## GOAL
Reproduce word for word the part of the records that opens with the line containing "what elements are" and closes with the line containing "type-option-no-code[interactable]: No code", including both of those lines.

** begin DATASET RECORDS **

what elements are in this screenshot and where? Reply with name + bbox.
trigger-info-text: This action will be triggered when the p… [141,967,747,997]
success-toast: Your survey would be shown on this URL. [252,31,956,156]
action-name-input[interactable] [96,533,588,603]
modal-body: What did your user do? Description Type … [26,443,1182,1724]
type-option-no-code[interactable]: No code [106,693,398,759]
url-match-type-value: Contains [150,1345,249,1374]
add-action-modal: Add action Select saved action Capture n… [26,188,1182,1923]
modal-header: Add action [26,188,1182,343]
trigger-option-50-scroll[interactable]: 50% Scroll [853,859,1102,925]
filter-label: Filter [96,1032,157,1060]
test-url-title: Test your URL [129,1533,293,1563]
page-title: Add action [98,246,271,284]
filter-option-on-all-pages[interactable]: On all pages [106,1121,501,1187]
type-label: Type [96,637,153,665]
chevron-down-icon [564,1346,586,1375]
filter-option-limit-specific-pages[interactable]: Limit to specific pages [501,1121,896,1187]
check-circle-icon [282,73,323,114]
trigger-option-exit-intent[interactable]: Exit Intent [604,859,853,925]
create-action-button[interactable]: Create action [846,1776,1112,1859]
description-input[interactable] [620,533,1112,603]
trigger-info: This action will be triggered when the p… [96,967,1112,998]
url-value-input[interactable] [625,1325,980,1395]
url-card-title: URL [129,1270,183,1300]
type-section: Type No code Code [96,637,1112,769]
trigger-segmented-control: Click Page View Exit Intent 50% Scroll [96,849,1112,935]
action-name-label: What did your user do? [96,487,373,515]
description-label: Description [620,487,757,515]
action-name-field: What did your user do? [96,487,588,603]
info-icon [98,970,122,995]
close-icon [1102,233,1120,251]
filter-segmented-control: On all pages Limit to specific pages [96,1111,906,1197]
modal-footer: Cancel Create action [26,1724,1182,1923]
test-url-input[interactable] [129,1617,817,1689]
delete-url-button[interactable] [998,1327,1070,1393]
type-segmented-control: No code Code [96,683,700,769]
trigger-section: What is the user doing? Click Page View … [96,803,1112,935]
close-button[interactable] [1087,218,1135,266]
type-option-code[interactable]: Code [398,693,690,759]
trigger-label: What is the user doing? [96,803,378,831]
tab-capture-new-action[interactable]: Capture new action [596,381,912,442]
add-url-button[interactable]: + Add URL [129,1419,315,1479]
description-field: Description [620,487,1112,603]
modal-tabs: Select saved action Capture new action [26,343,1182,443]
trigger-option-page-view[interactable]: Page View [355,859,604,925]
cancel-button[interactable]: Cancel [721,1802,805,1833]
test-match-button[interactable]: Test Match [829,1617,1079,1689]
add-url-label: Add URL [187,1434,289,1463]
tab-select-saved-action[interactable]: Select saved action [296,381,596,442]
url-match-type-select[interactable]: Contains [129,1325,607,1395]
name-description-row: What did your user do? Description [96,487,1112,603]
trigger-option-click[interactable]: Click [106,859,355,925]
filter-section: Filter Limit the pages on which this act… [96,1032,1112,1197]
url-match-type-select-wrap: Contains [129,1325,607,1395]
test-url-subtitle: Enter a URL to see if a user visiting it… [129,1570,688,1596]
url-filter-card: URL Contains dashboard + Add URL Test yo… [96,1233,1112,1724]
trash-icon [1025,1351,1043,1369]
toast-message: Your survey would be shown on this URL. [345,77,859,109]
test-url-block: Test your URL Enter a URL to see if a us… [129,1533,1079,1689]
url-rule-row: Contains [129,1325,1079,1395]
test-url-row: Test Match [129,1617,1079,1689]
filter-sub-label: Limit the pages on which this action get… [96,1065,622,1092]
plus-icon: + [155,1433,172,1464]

** end DATASET RECORDS **
** begin DATASET RECORDS **

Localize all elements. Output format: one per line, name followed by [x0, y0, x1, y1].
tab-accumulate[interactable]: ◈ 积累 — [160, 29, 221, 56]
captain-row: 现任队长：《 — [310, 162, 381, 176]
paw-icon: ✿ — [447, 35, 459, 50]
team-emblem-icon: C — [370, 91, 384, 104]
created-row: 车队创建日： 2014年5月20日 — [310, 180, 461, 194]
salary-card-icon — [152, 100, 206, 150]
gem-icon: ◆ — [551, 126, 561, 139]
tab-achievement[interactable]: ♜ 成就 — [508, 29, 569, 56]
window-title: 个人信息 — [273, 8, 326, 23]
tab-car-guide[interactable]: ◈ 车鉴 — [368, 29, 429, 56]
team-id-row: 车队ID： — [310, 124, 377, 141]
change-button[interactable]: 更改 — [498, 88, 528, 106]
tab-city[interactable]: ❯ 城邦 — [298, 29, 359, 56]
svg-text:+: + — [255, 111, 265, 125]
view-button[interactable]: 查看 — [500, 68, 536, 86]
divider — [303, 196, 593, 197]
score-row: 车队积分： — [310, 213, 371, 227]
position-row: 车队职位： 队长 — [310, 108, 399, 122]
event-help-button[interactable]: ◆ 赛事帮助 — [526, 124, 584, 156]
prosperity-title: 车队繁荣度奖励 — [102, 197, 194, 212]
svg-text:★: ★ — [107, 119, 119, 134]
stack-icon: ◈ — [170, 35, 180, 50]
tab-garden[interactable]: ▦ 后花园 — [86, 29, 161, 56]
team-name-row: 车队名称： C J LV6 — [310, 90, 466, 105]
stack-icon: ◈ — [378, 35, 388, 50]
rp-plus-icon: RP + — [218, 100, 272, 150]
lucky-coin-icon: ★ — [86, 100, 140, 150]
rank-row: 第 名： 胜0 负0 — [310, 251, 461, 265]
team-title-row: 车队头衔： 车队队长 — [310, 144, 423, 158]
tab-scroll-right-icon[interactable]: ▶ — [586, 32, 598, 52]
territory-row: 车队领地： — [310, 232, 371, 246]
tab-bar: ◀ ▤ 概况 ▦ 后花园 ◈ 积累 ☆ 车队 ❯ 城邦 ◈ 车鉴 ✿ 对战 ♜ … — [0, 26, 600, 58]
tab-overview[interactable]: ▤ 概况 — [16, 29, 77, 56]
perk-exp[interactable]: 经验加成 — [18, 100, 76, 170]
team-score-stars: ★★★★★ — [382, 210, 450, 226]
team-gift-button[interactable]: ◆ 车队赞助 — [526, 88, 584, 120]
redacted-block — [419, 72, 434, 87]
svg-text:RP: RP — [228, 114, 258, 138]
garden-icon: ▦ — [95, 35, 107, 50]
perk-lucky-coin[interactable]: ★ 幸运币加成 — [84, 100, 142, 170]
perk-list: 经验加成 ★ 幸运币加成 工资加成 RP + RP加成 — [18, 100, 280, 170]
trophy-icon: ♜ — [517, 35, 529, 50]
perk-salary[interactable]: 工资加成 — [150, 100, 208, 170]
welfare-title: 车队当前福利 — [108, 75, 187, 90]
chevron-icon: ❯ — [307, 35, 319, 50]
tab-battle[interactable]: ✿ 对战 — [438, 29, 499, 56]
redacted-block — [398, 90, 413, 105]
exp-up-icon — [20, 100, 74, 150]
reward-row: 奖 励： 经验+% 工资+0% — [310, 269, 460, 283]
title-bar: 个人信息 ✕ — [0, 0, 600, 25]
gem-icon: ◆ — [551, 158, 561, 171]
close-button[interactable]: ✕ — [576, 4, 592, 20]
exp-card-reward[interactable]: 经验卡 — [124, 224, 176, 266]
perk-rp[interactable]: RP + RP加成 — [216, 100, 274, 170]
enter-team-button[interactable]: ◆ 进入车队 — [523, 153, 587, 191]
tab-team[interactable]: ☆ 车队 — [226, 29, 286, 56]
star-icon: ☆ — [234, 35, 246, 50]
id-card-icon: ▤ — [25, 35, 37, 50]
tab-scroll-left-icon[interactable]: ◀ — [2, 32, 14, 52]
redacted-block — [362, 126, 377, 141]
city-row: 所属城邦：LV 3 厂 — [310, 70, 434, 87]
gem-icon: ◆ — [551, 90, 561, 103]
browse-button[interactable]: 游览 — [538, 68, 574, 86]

** end DATASET RECORDS **
** begin DATASET RECORDS **

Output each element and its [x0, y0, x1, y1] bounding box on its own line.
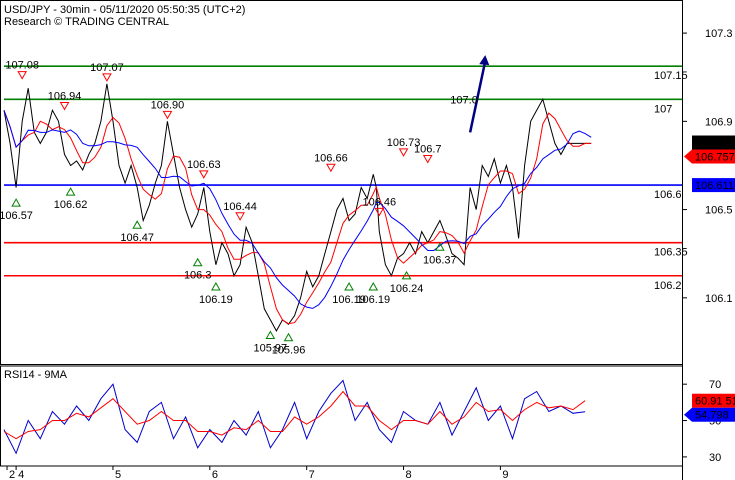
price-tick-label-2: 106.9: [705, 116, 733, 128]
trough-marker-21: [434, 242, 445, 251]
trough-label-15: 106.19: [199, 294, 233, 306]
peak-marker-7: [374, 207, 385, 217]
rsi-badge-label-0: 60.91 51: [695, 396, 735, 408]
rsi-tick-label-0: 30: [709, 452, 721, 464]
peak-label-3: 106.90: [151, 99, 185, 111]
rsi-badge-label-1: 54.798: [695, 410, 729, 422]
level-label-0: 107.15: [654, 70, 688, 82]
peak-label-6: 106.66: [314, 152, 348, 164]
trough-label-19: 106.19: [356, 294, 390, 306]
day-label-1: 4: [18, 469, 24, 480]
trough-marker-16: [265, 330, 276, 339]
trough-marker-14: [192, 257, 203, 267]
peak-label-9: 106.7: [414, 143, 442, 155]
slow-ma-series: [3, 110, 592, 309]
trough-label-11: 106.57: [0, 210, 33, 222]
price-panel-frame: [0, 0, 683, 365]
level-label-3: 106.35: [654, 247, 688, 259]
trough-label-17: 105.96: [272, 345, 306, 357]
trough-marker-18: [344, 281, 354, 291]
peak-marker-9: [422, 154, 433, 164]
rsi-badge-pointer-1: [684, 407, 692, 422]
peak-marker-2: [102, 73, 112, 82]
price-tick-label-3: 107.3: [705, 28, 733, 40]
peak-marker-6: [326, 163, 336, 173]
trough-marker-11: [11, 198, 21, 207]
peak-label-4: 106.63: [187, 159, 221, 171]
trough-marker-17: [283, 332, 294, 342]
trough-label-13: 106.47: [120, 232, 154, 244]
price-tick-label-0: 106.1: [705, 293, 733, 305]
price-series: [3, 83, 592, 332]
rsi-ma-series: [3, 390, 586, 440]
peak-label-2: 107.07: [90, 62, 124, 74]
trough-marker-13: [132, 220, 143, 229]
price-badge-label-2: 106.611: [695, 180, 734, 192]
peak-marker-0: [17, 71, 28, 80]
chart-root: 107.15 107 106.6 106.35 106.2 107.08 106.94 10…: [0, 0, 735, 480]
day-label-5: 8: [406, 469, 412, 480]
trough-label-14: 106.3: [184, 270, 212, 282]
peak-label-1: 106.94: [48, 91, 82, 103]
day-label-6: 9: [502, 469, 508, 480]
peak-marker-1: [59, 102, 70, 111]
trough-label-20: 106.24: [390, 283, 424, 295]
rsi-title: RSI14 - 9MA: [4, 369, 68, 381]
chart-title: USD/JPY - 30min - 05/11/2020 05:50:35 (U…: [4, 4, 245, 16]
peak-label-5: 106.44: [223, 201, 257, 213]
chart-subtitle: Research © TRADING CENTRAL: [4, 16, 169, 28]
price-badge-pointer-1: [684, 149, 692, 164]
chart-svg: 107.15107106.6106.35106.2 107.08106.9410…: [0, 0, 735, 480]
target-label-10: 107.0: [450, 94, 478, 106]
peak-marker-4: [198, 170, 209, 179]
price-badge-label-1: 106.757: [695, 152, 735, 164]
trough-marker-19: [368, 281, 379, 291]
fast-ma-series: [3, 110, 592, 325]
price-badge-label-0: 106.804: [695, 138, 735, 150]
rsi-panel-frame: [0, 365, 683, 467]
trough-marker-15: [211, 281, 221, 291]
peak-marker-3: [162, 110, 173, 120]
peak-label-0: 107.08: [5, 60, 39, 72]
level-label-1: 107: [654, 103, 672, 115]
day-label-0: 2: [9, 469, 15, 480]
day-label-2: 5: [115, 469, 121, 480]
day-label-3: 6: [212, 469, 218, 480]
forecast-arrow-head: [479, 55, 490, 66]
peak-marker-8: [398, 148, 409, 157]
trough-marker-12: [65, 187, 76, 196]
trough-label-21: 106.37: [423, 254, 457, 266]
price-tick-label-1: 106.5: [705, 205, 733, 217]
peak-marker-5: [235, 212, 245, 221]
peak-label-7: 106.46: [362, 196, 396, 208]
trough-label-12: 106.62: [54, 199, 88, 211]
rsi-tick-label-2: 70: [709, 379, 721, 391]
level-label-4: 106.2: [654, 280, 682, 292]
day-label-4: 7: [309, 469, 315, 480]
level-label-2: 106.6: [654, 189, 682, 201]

** end DATASET RECORDS **

## EXERCISE OUTPUT
what elements are in this screenshot and where? Reply with name + bbox.
trigger-info-text: This action will be triggered when the p… [141,967,747,997]
success-toast: Your survey would be shown on this URL. [252,31,956,156]
action-name-input[interactable] [96,533,588,603]
modal-body: What did your user do? Description Type … [26,443,1182,1724]
type-option-no-code[interactable]: No code [106,693,398,759]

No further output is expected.